* Start TASK DATA *

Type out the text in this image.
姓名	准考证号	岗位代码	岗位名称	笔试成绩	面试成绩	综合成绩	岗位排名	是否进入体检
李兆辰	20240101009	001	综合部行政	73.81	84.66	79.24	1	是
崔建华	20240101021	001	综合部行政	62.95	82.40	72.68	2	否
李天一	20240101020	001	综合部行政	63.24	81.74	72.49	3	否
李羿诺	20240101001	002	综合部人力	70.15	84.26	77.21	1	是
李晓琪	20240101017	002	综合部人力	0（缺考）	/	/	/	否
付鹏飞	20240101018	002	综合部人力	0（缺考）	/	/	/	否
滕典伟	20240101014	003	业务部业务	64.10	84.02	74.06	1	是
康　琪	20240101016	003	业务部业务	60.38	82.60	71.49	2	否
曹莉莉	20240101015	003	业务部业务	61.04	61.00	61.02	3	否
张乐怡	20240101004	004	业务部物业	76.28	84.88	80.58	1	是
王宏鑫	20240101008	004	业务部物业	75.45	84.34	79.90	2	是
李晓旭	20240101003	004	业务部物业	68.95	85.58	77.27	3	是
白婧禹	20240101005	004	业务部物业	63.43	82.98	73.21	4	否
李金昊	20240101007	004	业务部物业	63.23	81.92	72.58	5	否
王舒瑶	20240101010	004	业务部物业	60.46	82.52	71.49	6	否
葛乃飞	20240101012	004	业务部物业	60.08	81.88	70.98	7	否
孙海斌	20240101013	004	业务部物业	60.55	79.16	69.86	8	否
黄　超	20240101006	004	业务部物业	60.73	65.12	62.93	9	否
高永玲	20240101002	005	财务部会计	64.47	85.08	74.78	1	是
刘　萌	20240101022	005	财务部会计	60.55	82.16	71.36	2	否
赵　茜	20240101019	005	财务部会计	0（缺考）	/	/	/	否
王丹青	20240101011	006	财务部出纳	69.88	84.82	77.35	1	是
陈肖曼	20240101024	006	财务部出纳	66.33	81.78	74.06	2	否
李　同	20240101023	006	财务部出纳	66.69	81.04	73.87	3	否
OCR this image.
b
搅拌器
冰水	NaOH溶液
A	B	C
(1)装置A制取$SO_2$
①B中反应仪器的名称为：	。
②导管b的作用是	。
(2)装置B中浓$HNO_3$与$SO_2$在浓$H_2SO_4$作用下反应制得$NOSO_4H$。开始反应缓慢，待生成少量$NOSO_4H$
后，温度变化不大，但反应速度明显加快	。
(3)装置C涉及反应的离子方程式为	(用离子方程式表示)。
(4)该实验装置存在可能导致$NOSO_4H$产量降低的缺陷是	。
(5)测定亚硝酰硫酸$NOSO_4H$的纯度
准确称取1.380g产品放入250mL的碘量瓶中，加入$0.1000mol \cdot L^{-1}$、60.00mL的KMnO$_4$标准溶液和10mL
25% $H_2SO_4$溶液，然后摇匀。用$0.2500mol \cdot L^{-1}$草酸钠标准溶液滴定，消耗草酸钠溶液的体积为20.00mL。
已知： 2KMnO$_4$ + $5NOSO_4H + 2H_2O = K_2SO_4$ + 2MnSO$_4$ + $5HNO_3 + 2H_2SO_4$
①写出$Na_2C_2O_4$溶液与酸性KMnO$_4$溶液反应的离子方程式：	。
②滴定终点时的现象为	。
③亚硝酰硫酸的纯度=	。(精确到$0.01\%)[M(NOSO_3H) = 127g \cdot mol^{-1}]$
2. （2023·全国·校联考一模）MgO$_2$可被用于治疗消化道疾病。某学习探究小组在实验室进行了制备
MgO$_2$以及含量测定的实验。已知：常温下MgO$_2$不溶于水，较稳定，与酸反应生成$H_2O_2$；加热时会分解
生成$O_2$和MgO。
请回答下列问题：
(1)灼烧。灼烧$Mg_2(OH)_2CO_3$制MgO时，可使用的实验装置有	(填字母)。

* End TASK DATA *

> WORK REQUIRED: Write the material out again in its entirety, exactly as shown.

> ANSWER BELOW:
Type out the text in this image.
姓名	准考证号	岗位代码	岗位名称	笔试成绩	面试成绩	综合成绩	岗位排名	是否进入体检
李兆辰	20240101009	001	综合部行政	73.81	84.66	79.24	1	是
崔建华	20240101021	001	综合部行政	62.95	82.40	72.68	2	否
李天一	20240101020	001	综合部行政	63.24	81.74	72.49	3	否
李羿诺	20240101001	002	综合部人力	70.15	84.26	77.21	1	是
李晓琪	20240101017	002	综合部人力	0（缺考）	/	/	/	否
付鹏飞	20240101018	002	综合部人力	0（缺考）	/	/	/	否
滕典伟	20240101014	003	业务部业务	64.10	84.02	74.06	1	是
康　琪	20240101016	003	业务部业务	60.38	82.60	71.49	2	否
曹莉莉	20240101015	003	业务部业务	61.04	61.00	61.02	3	否
张乐怡	20240101004	004	业务部物业	76.28	84.88	80.58	1	是
王宏鑫	20240101008	004	业务部物业	75.45	84.34	79.90	2	是
李晓旭	20240101003	004	业务部物业	68.95	85.58	77.27	3	是
白婧禹	20240101005	004	业务部物业	63.43	82.98	73.21	4	否
李金昊	20240101007	004	业务部物业	63.23	81.92	72.58	5	否
王舒瑶	20240101010	004	业务部物业	60.46	82.52	71.49	6	否
葛乃飞	20240101012	004	业务部物业	60.08	81.88	70.98	7	否
孙海斌	20240101013	004	业务部物业	60.55	79.16	69.86	8	否
黄　超	20240101006	004	业务部物业	60.73	65.12	62.93	9	否
高永玲	20240101002	005	财务部会计	64.47	85.08	74.78	1	是
刘　萌	20240101022	005	财务部会计	60.55	82.16	71.36	2	否
赵　茜	20240101019	005	财务部会计	0（缺考）	/	/	/	否
王丹青	20240101011	006	财务部出纳	69.88	84.82	77.35	1	是
陈肖曼	20240101024	006	财务部出纳	66.33	81.78	74.06	2	否
李　同	20240101023	006	财务部出纳	66.69	81.04	73.87	3	否
OCR this image.
b
搅拌器
冰水	NaOH溶液
A	B	C
(1)装置A制取$SO_2$
①B中反应仪器的名称为：	。
②导管b的作用是	。
(2)装置B中浓$HNO_3$与$SO_2$在浓$H_2SO_4$作用下反应制得$NOSO_4H$。开始反应缓慢，待生成少量$NOSO_4H$
后，温度变化不大，但反应速度明显加快	。
(3)装置C涉及反应的离子方程式为	(用离子方程式表示)。
(4)该实验装置存在可能导致$NOSO_4H$产量降低的缺陷是	。
(5)测定亚硝酰硫酸$NOSO_4H$的纯度
准确称取1.380g产品放入250mL的碘量瓶中，加入$0.1000mol \cdot L^{-1}$、60.00mL的KMnO$_4$标准溶液和10mL
25% $H_2SO_4$溶液，然后摇匀。用$0.2500mol \cdot L^{-1}$草酸钠标准溶液滴定，消耗草酸钠溶液的体积为20.00mL。
已知： 2KMnO$_4$ + $5NOSO_4H + 2H_2O = K_2SO_4$ + 2MnSO$_4$ + $5HNO_3 + 2H_2SO_4$
①写出$Na_2C_2O_4$溶液与酸性KMnO$_4$溶液反应的离子方程式：	。
②滴定终点时的现象为	。
③亚硝酰硫酸的纯度=	。(精确到$0.01\%)[M(NOSO_3H) = 127g \cdot mol^{-1}]$
2. （2023·全国·校联考一模）MgO$_2$可被用于治疗消化道疾病。某学习探究小组在实验室进行了制备
MgO$_2$以及含量测定的实验。已知：常温下MgO$_2$不溶于水，较稳定，与酸反应生成$H_2O_2$；加热时会分解
生成$O_2$和MgO。
请回答下列问题：
(1)灼烧。灼烧$Mg_2(OH)_2CO_3$制MgO时，可使用的实验装置有	(填字母)。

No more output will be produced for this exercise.